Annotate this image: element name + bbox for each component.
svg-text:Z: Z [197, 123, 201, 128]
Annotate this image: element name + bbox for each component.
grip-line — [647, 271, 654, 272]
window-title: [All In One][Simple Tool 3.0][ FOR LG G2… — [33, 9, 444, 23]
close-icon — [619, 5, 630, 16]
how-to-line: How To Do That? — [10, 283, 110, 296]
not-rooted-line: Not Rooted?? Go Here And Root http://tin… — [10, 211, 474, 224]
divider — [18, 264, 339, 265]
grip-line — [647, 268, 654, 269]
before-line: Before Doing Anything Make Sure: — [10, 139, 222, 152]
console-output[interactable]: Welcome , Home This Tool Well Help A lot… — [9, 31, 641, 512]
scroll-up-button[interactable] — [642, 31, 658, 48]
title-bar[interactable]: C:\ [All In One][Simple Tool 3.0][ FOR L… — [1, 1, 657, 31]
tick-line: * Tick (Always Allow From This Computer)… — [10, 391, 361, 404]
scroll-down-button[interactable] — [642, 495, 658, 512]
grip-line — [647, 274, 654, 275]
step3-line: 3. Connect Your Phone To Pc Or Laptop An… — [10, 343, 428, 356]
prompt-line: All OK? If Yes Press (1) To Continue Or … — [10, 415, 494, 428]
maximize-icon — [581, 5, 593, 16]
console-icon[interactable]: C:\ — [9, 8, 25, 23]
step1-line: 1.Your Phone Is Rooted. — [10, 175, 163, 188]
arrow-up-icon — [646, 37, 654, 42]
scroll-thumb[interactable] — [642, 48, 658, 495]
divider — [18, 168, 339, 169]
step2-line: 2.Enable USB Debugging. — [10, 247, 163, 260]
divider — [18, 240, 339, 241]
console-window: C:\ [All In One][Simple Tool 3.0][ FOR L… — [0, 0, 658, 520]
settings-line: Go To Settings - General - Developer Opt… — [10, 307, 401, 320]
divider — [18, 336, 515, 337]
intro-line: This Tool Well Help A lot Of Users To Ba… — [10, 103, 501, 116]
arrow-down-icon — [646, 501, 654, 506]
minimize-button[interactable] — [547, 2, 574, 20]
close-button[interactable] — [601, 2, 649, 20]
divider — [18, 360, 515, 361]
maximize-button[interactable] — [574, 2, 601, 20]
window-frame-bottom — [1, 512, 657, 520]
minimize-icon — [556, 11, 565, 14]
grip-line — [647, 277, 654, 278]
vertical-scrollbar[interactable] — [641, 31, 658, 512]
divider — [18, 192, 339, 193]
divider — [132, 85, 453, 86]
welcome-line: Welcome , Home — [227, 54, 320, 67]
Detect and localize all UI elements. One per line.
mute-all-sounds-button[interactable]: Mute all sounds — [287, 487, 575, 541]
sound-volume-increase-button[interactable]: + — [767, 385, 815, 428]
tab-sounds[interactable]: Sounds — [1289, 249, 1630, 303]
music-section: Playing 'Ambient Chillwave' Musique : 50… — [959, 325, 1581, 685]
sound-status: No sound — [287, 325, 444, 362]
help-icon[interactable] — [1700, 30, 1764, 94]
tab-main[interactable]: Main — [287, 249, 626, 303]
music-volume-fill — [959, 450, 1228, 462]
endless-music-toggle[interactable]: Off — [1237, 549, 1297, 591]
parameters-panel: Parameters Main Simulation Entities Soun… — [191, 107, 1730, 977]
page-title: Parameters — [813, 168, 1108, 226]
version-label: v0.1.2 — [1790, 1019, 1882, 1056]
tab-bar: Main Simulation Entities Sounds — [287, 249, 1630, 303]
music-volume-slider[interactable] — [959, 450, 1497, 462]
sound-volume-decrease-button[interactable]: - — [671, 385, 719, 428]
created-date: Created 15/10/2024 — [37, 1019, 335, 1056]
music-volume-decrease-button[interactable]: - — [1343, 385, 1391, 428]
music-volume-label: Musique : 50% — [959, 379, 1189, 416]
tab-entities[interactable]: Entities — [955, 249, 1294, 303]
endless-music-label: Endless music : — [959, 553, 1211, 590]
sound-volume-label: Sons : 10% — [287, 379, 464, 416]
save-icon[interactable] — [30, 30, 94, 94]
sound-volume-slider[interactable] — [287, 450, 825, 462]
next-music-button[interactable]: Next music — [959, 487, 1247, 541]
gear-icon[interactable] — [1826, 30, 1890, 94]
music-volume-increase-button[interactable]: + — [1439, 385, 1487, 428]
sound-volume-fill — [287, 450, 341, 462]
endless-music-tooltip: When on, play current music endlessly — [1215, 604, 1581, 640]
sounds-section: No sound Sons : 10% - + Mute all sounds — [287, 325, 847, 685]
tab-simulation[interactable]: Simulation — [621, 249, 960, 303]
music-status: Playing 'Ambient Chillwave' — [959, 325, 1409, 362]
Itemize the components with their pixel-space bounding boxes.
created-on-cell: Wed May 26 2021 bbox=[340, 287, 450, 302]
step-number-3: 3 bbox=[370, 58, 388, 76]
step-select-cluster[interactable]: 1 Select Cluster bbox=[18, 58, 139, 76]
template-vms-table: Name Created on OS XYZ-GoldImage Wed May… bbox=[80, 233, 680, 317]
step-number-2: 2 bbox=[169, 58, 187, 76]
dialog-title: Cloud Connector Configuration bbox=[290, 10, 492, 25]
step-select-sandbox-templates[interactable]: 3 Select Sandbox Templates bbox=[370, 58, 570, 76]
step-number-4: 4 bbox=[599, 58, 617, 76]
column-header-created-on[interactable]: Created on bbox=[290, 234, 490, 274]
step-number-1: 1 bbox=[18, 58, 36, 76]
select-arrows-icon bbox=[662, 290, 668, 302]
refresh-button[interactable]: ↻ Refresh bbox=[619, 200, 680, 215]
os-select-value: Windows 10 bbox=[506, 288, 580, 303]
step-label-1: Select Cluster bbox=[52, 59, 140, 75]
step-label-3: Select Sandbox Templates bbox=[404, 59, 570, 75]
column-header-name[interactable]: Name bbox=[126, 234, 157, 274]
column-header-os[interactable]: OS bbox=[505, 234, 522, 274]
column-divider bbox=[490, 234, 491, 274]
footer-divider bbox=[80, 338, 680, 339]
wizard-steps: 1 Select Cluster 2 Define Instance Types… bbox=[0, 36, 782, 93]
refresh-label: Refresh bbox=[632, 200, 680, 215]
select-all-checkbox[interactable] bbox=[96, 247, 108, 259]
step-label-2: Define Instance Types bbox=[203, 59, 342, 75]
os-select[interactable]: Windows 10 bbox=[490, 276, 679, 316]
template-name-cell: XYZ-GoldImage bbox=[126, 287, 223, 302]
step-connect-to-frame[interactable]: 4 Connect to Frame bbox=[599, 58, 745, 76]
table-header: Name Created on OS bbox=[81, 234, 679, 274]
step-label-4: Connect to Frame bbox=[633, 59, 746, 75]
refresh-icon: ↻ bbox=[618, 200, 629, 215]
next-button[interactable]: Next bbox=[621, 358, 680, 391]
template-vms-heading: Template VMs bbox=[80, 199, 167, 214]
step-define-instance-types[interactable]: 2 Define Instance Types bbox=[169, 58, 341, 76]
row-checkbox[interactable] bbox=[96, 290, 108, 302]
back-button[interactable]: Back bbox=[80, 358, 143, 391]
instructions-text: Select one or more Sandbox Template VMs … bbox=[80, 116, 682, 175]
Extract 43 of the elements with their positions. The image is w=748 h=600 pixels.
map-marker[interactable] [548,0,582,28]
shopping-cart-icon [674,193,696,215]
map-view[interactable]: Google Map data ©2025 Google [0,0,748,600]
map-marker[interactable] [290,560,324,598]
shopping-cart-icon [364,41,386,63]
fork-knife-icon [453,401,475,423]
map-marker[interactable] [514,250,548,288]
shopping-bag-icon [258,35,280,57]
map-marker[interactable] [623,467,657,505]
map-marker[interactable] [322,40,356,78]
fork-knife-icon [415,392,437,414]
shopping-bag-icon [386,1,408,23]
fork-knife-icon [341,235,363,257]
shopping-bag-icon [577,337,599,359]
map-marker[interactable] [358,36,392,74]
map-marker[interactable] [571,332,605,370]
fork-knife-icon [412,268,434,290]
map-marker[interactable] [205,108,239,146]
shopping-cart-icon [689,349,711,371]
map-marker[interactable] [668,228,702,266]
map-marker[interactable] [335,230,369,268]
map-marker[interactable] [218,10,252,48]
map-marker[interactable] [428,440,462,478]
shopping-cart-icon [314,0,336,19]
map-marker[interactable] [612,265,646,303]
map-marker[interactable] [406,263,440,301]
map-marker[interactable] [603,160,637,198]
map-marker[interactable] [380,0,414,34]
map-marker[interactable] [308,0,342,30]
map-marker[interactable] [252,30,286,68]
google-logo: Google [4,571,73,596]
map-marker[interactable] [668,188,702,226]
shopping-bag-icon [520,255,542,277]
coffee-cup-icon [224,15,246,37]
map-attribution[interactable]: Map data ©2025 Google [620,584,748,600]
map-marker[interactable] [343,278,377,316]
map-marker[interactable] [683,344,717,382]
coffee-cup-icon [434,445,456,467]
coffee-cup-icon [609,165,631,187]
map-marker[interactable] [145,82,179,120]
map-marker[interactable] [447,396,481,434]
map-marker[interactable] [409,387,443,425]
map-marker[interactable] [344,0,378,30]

▶ [What to produce]:
Rewrite the records from the first line up to and including the line with "grip-line — [647, 274, 654, 275]", replacing "divider" with "separator" and leaving everything else unchanged.

▶ [The response]:
Annotate this image: element name + bbox for each component.
svg-text:Z: Z [197, 123, 201, 128]
Annotate this image: element name + bbox for each component.
grip-line — [647, 271, 654, 272]
window-title: [All In One][Simple Tool 3.0][ FOR LG G2… — [33, 9, 444, 23]
close-icon — [619, 5, 630, 16]
how-to-line: How To Do That? — [10, 283, 110, 296]
not-rooted-line: Not Rooted?? Go Here And Root http://tin… — [10, 211, 474, 224]
separator — [18, 264, 339, 265]
grip-line — [647, 268, 654, 269]
before-line: Before Doing Anything Make Sure: — [10, 139, 222, 152]
console-output[interactable]: Welcome , Home This Tool Well Help A lot… — [9, 31, 641, 512]
scroll-up-button[interactable] — [642, 31, 658, 48]
title-bar[interactable]: C:\ [All In One][Simple Tool 3.0][ FOR L… — [1, 1, 657, 31]
tick-line: * Tick (Always Allow From This Computer)… — [10, 391, 361, 404]
scroll-down-button[interactable] — [642, 495, 658, 512]
grip-line — [647, 274, 654, 275]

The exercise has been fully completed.